◆ **GIVEN DATA**:
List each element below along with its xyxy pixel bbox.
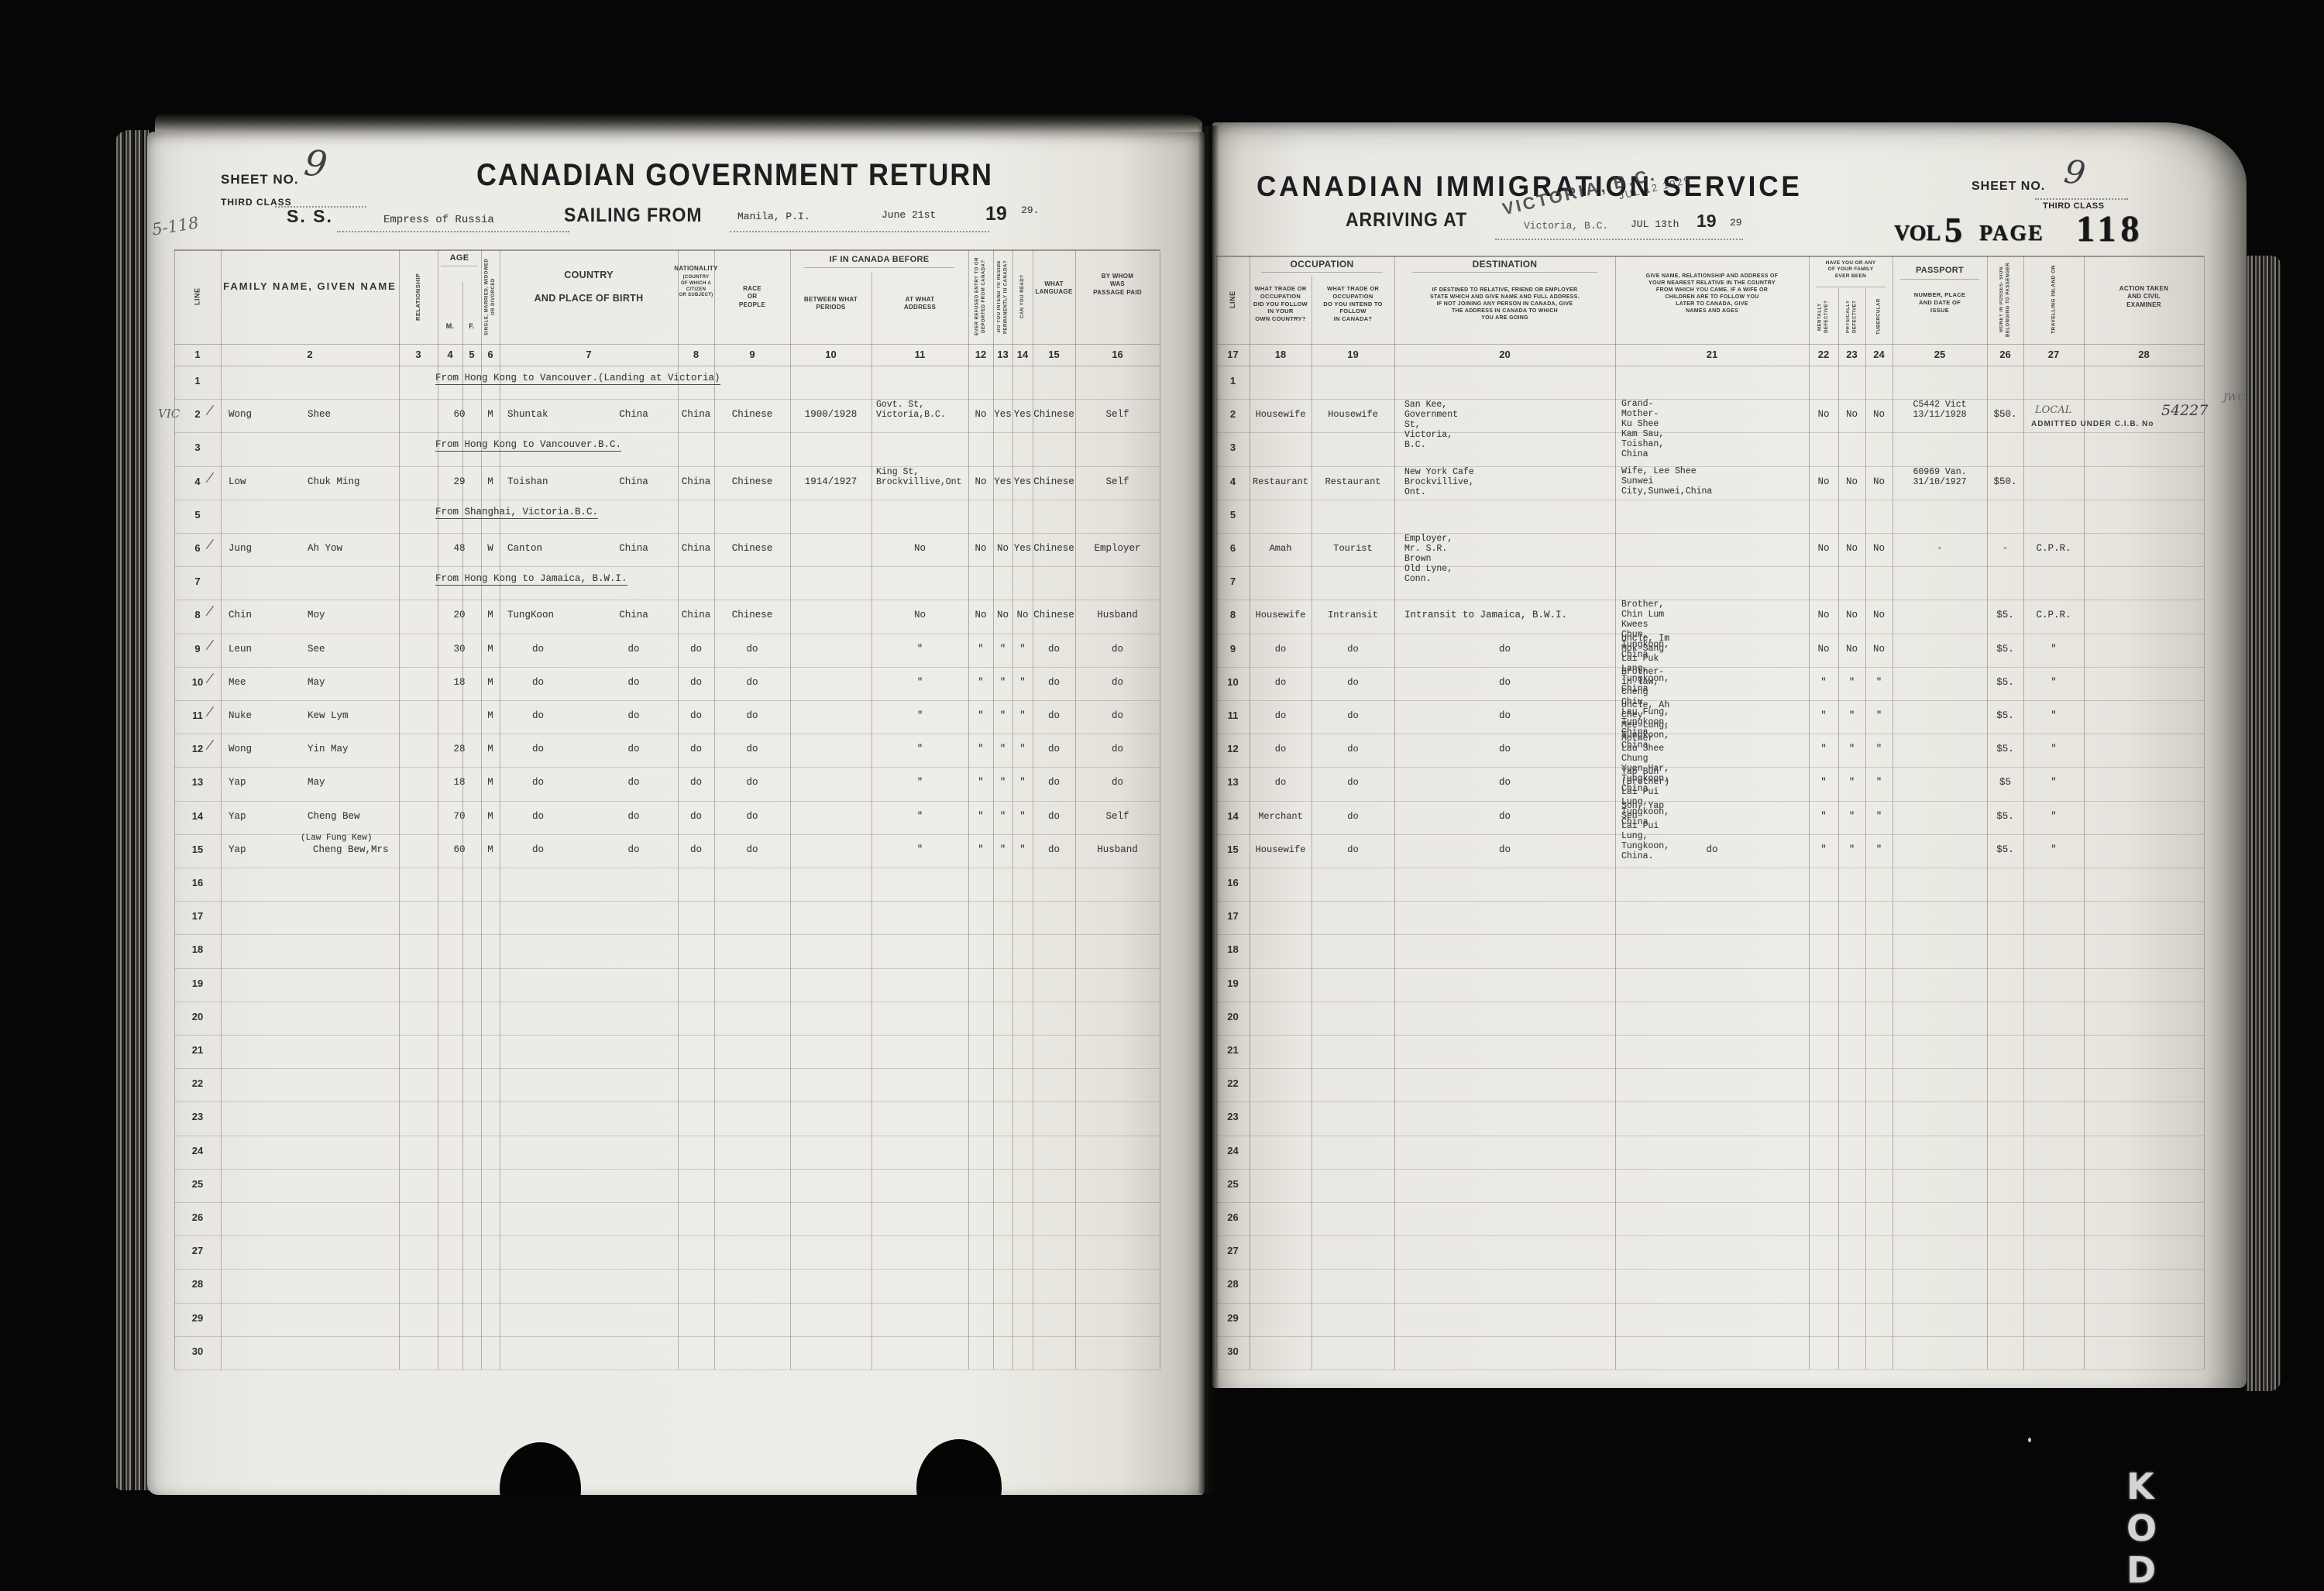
occupation-home: do xyxy=(1250,744,1312,754)
line-number: 25 xyxy=(174,1178,221,1190)
marital-status: M xyxy=(481,777,500,788)
money: $5. xyxy=(1987,677,2023,688)
race: do xyxy=(714,844,790,855)
column-group-underline xyxy=(1900,279,1979,280)
race: Chinese xyxy=(714,543,790,554)
column-header: AT WHAT ADDRESS xyxy=(864,296,976,312)
occupation-canada: do xyxy=(1312,710,1394,721)
line-number: 27 xyxy=(1216,1245,1250,1256)
column-header: PHYSICALLY DEFECTIVE? xyxy=(1838,294,1865,339)
tubercular: " xyxy=(1865,710,1893,721)
line-number: 15 xyxy=(174,844,221,855)
marital-status: M xyxy=(481,409,500,420)
table-row-line xyxy=(1216,1336,2204,1337)
table-column-line xyxy=(1838,288,1839,1369)
column-number: 13 xyxy=(993,349,1012,360)
line-number: 1 xyxy=(174,375,221,387)
family-name: Yap xyxy=(229,777,246,788)
birth-country: China xyxy=(603,476,665,487)
table-row-line xyxy=(1216,968,2204,969)
age: 60 xyxy=(438,409,481,420)
destination: Employer, Mr. S.R. Brown Old Lyne, Conn. xyxy=(1404,534,1452,584)
reside-permanently: No xyxy=(993,610,1012,620)
table-row-line xyxy=(1216,1369,2204,1370)
marital-status: M xyxy=(481,844,500,855)
page-label: PAGE xyxy=(1979,222,2044,246)
given-name: Kew Lym xyxy=(308,710,349,721)
line-number: 22 xyxy=(1216,1077,1250,1089)
column-header: CAN YOU READ? xyxy=(1012,254,1033,339)
birth-country: do xyxy=(603,644,665,655)
sailing-rule xyxy=(730,231,989,232)
refused-entry: No xyxy=(968,610,993,620)
birth-country: do xyxy=(603,844,665,855)
mentally-defective: " xyxy=(1809,744,1838,754)
tubercular: " xyxy=(1865,844,1893,855)
sheet-no-value: 9 xyxy=(2061,152,2088,193)
physically-defective: No xyxy=(1838,476,1865,487)
column-group-underline xyxy=(1261,272,1383,273)
reside-permanently: Yes xyxy=(993,476,1012,487)
passage-paid-by: do xyxy=(1075,644,1160,655)
occupation-canada: Housewife xyxy=(1312,409,1394,420)
sailing-date: June 21st xyxy=(882,209,936,221)
occupation-canada: do xyxy=(1312,677,1394,688)
table-row-line xyxy=(1216,667,2204,668)
canada-address: King St, Brockvillive,Ont xyxy=(876,467,961,487)
line-number: 3 xyxy=(1216,442,1250,453)
column-header: IF DESTINED TO RELATIVE, FRIEND OR EMPLO… xyxy=(1387,287,1623,321)
mentally-defective: No xyxy=(1809,476,1838,487)
tubercular: " xyxy=(1865,811,1893,822)
canada-address: No xyxy=(871,543,968,554)
race: do xyxy=(714,710,790,721)
race: do xyxy=(714,777,790,788)
occupation-home: do xyxy=(1250,777,1312,788)
can-read: " xyxy=(1012,844,1033,855)
age: 18 xyxy=(438,777,481,788)
route-annotation: From Shanghai, Victoria.B.C. xyxy=(435,507,598,519)
refused-entry: No xyxy=(968,476,993,487)
column-header: MENTALLY DEFECTIVE? xyxy=(1809,294,1838,339)
family-name: Yap xyxy=(229,811,246,822)
table-row-line xyxy=(1216,801,2204,802)
table-row-line xyxy=(1216,1101,2204,1102)
marital-status: M xyxy=(481,744,500,754)
line-number: 29 xyxy=(174,1312,221,1324)
line-number: 14 xyxy=(1216,810,1250,822)
birth-country: China xyxy=(603,409,665,420)
line-number: 22 xyxy=(174,1077,221,1089)
passage-paid-by: Employer xyxy=(1075,543,1160,554)
can-read: " xyxy=(1012,644,1033,655)
column-group-label: PASSPORT xyxy=(1888,265,1992,276)
page-notch xyxy=(500,1442,581,1495)
race: do xyxy=(714,644,790,655)
passport: C5442 Vict 13/11/1928 xyxy=(1893,400,1987,420)
year-typed: 29. xyxy=(1021,204,1039,216)
tubercular: No xyxy=(1865,610,1893,620)
money: $50. xyxy=(1987,476,2023,487)
column-header: NATIONALITY xyxy=(670,265,722,273)
line-number: 12 xyxy=(1216,743,1250,754)
line-number: 26 xyxy=(1216,1211,1250,1223)
table-row-line xyxy=(1216,934,2204,935)
reside-permanently: " xyxy=(993,710,1012,721)
table-row-line xyxy=(1216,1068,2204,1069)
refused-entry: " xyxy=(968,644,993,655)
passport: - xyxy=(1893,543,1987,554)
can-read: " xyxy=(1012,811,1033,822)
birth-country: do xyxy=(603,677,665,688)
age: 18 xyxy=(438,677,481,688)
line-number: 19 xyxy=(1216,978,1250,989)
passage-paid-by: do xyxy=(1075,710,1160,721)
language: do xyxy=(1033,710,1075,721)
nationality: do xyxy=(678,677,714,688)
occupation-home: do xyxy=(1250,710,1312,721)
tubercular: No xyxy=(1865,644,1893,655)
ship-name: Empress of Russia xyxy=(383,214,494,226)
reside-permanently: " xyxy=(993,844,1012,855)
column-header: MONEY IN POSSES- SION BELONGING TO PASSE… xyxy=(1987,260,2023,339)
column-header: DO YOU INTEND TO RESIDE PERMANENTLY IN C… xyxy=(993,254,1012,339)
given-name: Cheng Bew xyxy=(308,811,360,822)
passage-paid-by: do xyxy=(1075,777,1160,788)
birth-place: Toishan xyxy=(507,476,548,487)
table-row-line xyxy=(1216,700,2204,701)
birth-country: do xyxy=(603,744,665,754)
nationality: China xyxy=(678,409,714,420)
sheet-no-label: SHEET NO. xyxy=(221,172,299,187)
marital-status: M xyxy=(481,811,500,822)
page-stack-left xyxy=(115,130,149,1490)
table-row-line xyxy=(1216,1169,2204,1170)
line-number: 4 xyxy=(1216,476,1250,487)
nationality: do xyxy=(678,644,714,655)
canada-address: No xyxy=(871,610,968,620)
mentally-defective: No xyxy=(1809,543,1838,554)
year-printed: 19 xyxy=(1697,211,1717,232)
family-name: Nuke xyxy=(229,710,252,721)
line-number: 6 xyxy=(1216,542,1250,554)
line-number: 25 xyxy=(1216,1178,1250,1190)
canada-address: " xyxy=(871,811,968,822)
line-number: 8 xyxy=(174,609,221,620)
column-number: 4 xyxy=(438,349,462,360)
travelling-inland-on: " xyxy=(2023,844,2084,855)
table-row-line xyxy=(1216,1235,2204,1236)
age: 30 xyxy=(438,644,481,655)
physically-defective: " xyxy=(1838,777,1865,788)
family-name: Mee xyxy=(229,677,246,688)
can-read: " xyxy=(1012,777,1033,788)
money: - xyxy=(1987,543,2023,554)
reside-permanently: " xyxy=(993,677,1012,688)
refused-entry: " xyxy=(968,844,993,855)
table-row-line xyxy=(1216,566,2204,567)
line-number: 20 xyxy=(174,1011,221,1022)
examiner-initials: JWC xyxy=(2223,392,2246,404)
language: Chinese xyxy=(1033,476,1075,487)
line-number: 10 xyxy=(174,676,221,688)
age: 70 xyxy=(438,811,481,822)
birth-place: do xyxy=(532,744,544,754)
sheet-no-rule xyxy=(2035,198,2128,200)
nearest-relative: do xyxy=(1615,844,1809,855)
line-number: 2 xyxy=(1216,408,1250,420)
occupation-canada: Tourist xyxy=(1312,543,1394,554)
travelling-inland-on: C.P.R. xyxy=(2023,543,2084,554)
given-name: Yin May xyxy=(308,744,349,754)
dust-speck xyxy=(2028,1438,2031,1442)
column-group-label: AGE xyxy=(433,253,486,263)
can-read: " xyxy=(1012,677,1033,688)
language: Chinese xyxy=(1033,610,1075,620)
nationality: do xyxy=(678,811,714,822)
birth-country: do xyxy=(603,710,665,721)
physically-defective: " xyxy=(1838,677,1865,688)
line-number: 17 xyxy=(174,910,221,922)
race: do xyxy=(714,744,790,754)
line-number: 10 xyxy=(1216,676,1250,688)
column-number: 7 xyxy=(500,349,678,360)
family-name: Chin xyxy=(229,610,252,620)
line-number: 20 xyxy=(1216,1011,1250,1022)
passage-paid-by: Self xyxy=(1075,476,1160,487)
column-header: ACTION TAKEN AND CIVIL EXAMINER xyxy=(2076,285,2212,309)
language: do xyxy=(1033,677,1075,688)
column-number: 3 xyxy=(399,349,438,360)
canada-periods: 1914/1927 xyxy=(790,476,871,487)
nationality: do xyxy=(678,777,714,788)
race: Chinese xyxy=(714,476,790,487)
line-number: 24 xyxy=(174,1145,221,1156)
mentally-defective: " xyxy=(1809,777,1838,788)
line-number: 5 xyxy=(174,509,221,521)
line-number: 21 xyxy=(1216,1044,1250,1056)
money: $5. xyxy=(1987,744,2023,754)
can-read: " xyxy=(1012,710,1033,721)
year-printed: 19 xyxy=(985,203,1007,225)
passage-paid-by: Self xyxy=(1075,811,1160,822)
line-number: 8 xyxy=(1216,609,1250,620)
travelling-inland-on: " xyxy=(2023,644,2084,655)
page-notch xyxy=(916,1439,1002,1495)
travelling-inland-on: " xyxy=(2023,744,2084,754)
canada-address: Govt. St, Victoria,B.C. xyxy=(876,400,946,420)
physically-defective: No xyxy=(1838,610,1865,620)
destination: do xyxy=(1394,644,1615,655)
age: 48 xyxy=(438,543,481,554)
reside-permanently: No xyxy=(993,543,1012,554)
can-read: " xyxy=(1012,744,1033,754)
tubercular: No xyxy=(1865,476,1893,487)
family-name: Wong xyxy=(229,744,252,754)
marital-status: M xyxy=(481,476,500,487)
column-header: EVER REFUSED ENTRY TO OR DEPORTED FROM C… xyxy=(968,254,993,339)
marital-status: M xyxy=(481,710,500,721)
line-number: 6 xyxy=(174,542,221,554)
physically-defective: " xyxy=(1838,811,1865,822)
column-header: BY WHOM WAS PASSAGE PAID xyxy=(1067,273,1167,297)
line-number: 2 xyxy=(174,408,221,420)
occupation-canada: do xyxy=(1312,777,1394,788)
occupation-canada: do xyxy=(1312,811,1394,822)
column-header: FAMILY NAME, GIVEN NAME xyxy=(213,280,407,294)
occupation-home: Housewife xyxy=(1250,409,1312,420)
mentally-defective: " xyxy=(1809,844,1838,855)
vol-label: VOL xyxy=(1894,222,1941,246)
destination: do xyxy=(1394,744,1615,754)
line-number: 9 xyxy=(174,643,221,655)
column-number: 18 xyxy=(1250,349,1312,360)
refused-entry: No xyxy=(968,409,993,420)
line-number: 19 xyxy=(174,978,221,989)
birth-country: do xyxy=(603,811,665,822)
table-row-line xyxy=(1216,1035,2204,1036)
line-number: 23 xyxy=(174,1111,221,1122)
given-name: Shee xyxy=(308,409,331,420)
travelling-inland-on: " xyxy=(2023,710,2084,721)
mentally-defective: No xyxy=(1809,610,1838,620)
sailing-from-label: SAILING FROM xyxy=(564,204,702,227)
line-number: 14 xyxy=(174,810,221,822)
line-number: 1 xyxy=(1216,375,1250,387)
column-group-underline xyxy=(804,267,954,268)
marital-status: M xyxy=(481,610,500,620)
language: Chinese xyxy=(1033,543,1075,554)
column-header: NUMBER, PLACE AND DATE OF ISSUE xyxy=(1885,291,1995,314)
table-rule xyxy=(1216,344,2204,345)
nationality: do xyxy=(678,844,714,855)
page-title: CANADIAN GOVERNMENT RETURN xyxy=(476,158,993,193)
table-column-line xyxy=(221,249,222,1369)
family-name: Yap xyxy=(229,844,246,855)
column-number: 6 xyxy=(481,349,500,360)
can-read: Yes xyxy=(1012,409,1033,420)
reside-permanently: " xyxy=(993,777,1012,788)
canada-address: " xyxy=(871,744,968,754)
nationality: China xyxy=(678,543,714,554)
can-read: Yes xyxy=(1012,543,1033,554)
destination: Intransit to Jamaica, B.W.I. xyxy=(1404,610,1567,620)
sailing-port: Manila, P.I. xyxy=(737,211,810,222)
table-row-line xyxy=(1216,533,2204,534)
birth-place: do xyxy=(532,844,544,855)
table-row-line xyxy=(1216,1269,2204,1270)
travelling-inland-on: C.P.R. xyxy=(2023,610,2084,620)
column-number: 22 xyxy=(1809,349,1838,360)
passport: 60969 Van. 31/10/1927 xyxy=(1893,467,1987,487)
occupation-canada: Restaurant xyxy=(1312,476,1394,487)
column-number: 21 xyxy=(1615,349,1809,360)
race: do xyxy=(714,811,790,822)
line-number: 7 xyxy=(174,576,221,587)
column-number: 14 xyxy=(1012,349,1033,360)
route-annotation: From Hong Kong to Vancouver.B.C. xyxy=(435,439,621,452)
physically-defective: No xyxy=(1838,409,1865,420)
route-annotation: From Hong Kong to Vancouver.(Landing at … xyxy=(435,373,720,385)
table-row-line xyxy=(174,1369,1160,1370)
destination: do xyxy=(1394,844,1615,855)
page-number: 118 xyxy=(2076,208,2144,250)
line-number: 16 xyxy=(174,877,221,888)
column-header: GIVE NAME, RELATIONSHIP AND ADDRESS OF Y… xyxy=(1607,273,1817,315)
line-number: 24 xyxy=(1216,1145,1250,1156)
destination: do xyxy=(1394,811,1615,822)
line-number: 4 xyxy=(174,476,221,487)
line-number: 17 xyxy=(1216,910,1250,922)
canada-periods: 1900/1928 xyxy=(790,409,871,420)
birth-place: do xyxy=(532,677,544,688)
canada-address: " xyxy=(871,710,968,721)
column-number: 28 xyxy=(2084,349,2204,360)
occupation-canada: do xyxy=(1312,744,1394,754)
birth-country: China xyxy=(603,610,665,620)
arrival-date-typed: JUL 13th xyxy=(1631,218,1679,230)
language: do xyxy=(1033,811,1075,822)
given-name: Ah Yow xyxy=(308,543,342,554)
line-number: 11 xyxy=(1216,710,1250,721)
refused-entry: No xyxy=(968,543,993,554)
margin-note: 5-118 xyxy=(150,213,200,239)
refused-entry: " xyxy=(968,744,993,754)
line-number: 9 xyxy=(1216,643,1250,655)
occupation-home: Restaurant xyxy=(1250,476,1312,487)
cib-number: 54227 xyxy=(2161,402,2208,419)
canada-address: " xyxy=(871,677,968,688)
reside-permanently: Yes xyxy=(993,409,1012,420)
occupation-canada: do xyxy=(1312,844,1394,855)
travelling-inland-on: " xyxy=(2023,811,2084,822)
route-annotation: From Hong Kong to Jamaica, B.W.I. xyxy=(435,573,627,586)
table-column-line xyxy=(399,249,400,1369)
table-column-line xyxy=(1615,256,1616,1369)
sheet-no-value: 9 xyxy=(302,141,330,185)
table-row-line xyxy=(1216,901,2204,902)
occupation-home: do xyxy=(1250,677,1312,688)
passage-paid-by: do xyxy=(1075,677,1160,688)
ss-label: S. S. xyxy=(287,206,333,227)
tubercular: No xyxy=(1865,409,1893,420)
table-rule-top xyxy=(1216,256,2204,257)
right-page: CANADIAN IMMIGRATION SERVICE SHEET NO. 9… xyxy=(1212,122,2247,1388)
travelling-inland-on: " xyxy=(2023,777,2084,788)
table-row-line xyxy=(1216,1303,2204,1304)
passage-paid-by: Husband xyxy=(1075,610,1160,620)
column-number: 1 xyxy=(174,349,221,360)
language: do xyxy=(1033,844,1075,855)
action-taken: LOCALADMITTED UNDER C.I.B. No54227JWC xyxy=(2030,399,2247,433)
nationality: China xyxy=(678,610,714,620)
arrival-port-typed: Victoria, B.C. xyxy=(1524,220,1608,232)
line-number: 13 xyxy=(174,776,221,788)
refused-entry: " xyxy=(968,677,993,688)
margin-port-code: VIC xyxy=(158,407,180,421)
reside-permanently: " xyxy=(993,644,1012,655)
tubercular: " xyxy=(1865,777,1893,788)
column-header: LINE xyxy=(174,254,221,339)
column-number: 16 xyxy=(1075,349,1160,360)
birth-place: do xyxy=(532,811,544,822)
occupation-home: Housewife xyxy=(1250,610,1312,620)
left-page: 5-118 SHEET NO. 9 THIRD CLASS CANADIAN G… xyxy=(147,132,1205,1495)
mentally-defective: " xyxy=(1809,710,1838,721)
given-name: See xyxy=(308,644,325,655)
column-number: 24 xyxy=(1865,349,1893,360)
money: $50. xyxy=(1987,409,2023,420)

◆ **REQUIREMENTS**: Extract every line of the data above that contains the string "rule". Case counts.

◆ **CORRECT OUTPUT**:
sailing-rule xyxy=(730,231,989,232)
sheet-no-rule xyxy=(2035,198,2128,200)
table-rule xyxy=(1216,344,2204,345)
table-rule-top xyxy=(1216,256,2204,257)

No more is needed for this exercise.